> Written task: In the entries that follow, how many lines hold the string "background"? Give only that number.

(Rows from a dataset)

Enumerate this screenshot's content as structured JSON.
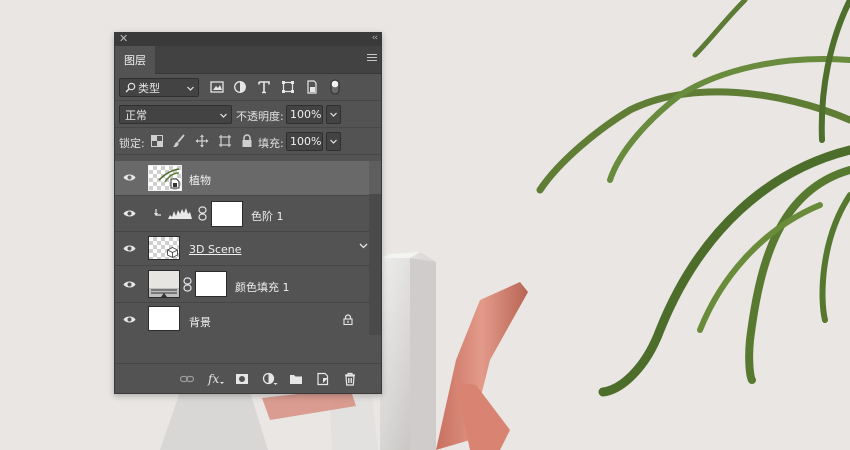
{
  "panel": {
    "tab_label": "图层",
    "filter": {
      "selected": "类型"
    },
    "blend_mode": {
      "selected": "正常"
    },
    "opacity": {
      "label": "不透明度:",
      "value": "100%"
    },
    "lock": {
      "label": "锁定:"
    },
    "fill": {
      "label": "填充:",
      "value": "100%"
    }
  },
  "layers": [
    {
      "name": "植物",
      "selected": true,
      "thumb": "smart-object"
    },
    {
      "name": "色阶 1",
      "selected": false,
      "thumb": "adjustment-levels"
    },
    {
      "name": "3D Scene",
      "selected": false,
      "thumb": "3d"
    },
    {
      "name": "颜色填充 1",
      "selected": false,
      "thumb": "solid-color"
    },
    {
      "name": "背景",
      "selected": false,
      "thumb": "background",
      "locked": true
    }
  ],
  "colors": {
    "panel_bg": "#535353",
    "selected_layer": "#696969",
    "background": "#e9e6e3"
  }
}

> Response for this exercise: 2